Pull each line containing "Percent" out of the data and copy it.

================

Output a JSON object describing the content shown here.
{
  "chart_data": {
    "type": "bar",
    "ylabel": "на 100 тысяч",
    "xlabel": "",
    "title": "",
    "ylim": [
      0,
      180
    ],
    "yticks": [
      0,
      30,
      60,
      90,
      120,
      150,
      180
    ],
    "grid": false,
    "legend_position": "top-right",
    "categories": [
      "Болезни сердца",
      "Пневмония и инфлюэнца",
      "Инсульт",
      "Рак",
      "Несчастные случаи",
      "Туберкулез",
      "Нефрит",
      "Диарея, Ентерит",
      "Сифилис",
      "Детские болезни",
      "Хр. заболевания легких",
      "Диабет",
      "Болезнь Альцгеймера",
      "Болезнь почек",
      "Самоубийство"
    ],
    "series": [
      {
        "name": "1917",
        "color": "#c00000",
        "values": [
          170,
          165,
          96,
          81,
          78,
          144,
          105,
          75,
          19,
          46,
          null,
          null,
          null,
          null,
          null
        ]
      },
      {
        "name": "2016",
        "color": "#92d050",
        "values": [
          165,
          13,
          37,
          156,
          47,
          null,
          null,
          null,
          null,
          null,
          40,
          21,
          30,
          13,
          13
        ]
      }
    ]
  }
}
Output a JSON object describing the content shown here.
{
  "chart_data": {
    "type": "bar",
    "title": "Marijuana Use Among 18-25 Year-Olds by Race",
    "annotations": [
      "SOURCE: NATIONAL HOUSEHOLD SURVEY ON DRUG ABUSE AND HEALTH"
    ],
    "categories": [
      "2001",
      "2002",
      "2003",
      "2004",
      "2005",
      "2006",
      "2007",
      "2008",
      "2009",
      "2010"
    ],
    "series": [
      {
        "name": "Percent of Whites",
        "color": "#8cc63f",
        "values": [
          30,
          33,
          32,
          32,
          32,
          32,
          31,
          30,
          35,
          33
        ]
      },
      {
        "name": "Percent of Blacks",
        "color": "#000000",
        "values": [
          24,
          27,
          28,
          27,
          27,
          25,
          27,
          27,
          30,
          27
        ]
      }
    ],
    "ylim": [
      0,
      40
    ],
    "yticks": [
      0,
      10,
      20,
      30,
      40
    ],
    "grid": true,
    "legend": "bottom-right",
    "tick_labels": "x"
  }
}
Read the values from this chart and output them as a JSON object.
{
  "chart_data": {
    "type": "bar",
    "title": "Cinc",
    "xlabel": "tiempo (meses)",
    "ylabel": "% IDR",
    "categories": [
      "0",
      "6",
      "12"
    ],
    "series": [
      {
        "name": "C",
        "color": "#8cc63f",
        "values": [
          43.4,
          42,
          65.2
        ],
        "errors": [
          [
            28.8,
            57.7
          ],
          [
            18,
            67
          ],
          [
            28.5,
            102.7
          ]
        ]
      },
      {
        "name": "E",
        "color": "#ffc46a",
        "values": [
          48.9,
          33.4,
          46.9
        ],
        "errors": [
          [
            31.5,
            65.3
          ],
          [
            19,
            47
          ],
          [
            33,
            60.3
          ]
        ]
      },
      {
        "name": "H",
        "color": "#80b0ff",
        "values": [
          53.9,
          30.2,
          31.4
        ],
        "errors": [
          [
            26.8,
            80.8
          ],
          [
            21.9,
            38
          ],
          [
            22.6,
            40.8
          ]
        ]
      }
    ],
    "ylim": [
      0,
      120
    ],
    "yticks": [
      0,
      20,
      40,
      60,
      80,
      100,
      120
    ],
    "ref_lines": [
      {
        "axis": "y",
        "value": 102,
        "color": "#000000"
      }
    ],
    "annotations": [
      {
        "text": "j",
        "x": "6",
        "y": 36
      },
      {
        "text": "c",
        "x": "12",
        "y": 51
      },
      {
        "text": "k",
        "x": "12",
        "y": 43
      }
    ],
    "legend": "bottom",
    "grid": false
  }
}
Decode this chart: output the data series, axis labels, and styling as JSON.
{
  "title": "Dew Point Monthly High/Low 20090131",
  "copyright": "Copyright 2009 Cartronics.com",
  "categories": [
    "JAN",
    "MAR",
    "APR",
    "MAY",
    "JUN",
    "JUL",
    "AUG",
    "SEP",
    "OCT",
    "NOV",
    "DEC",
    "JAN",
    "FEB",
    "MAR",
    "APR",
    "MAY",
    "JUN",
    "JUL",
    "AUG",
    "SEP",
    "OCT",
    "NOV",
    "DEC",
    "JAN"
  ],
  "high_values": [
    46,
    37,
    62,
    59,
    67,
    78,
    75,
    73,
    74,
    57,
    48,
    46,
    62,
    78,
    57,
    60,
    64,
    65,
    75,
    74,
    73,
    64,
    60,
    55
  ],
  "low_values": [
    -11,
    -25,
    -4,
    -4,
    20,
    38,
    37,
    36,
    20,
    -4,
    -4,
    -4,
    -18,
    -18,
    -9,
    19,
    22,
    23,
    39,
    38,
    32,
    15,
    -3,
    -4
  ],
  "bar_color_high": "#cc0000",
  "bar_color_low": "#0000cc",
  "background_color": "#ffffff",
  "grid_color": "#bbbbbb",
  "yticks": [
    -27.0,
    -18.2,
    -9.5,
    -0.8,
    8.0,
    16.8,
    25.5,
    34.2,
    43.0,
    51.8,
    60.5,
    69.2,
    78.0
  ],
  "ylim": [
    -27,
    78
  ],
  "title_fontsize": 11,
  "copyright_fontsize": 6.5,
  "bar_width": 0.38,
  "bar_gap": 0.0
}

================

→ Full solution
        "name": "Percent of Whites",
        "name": "Percent of Blacks",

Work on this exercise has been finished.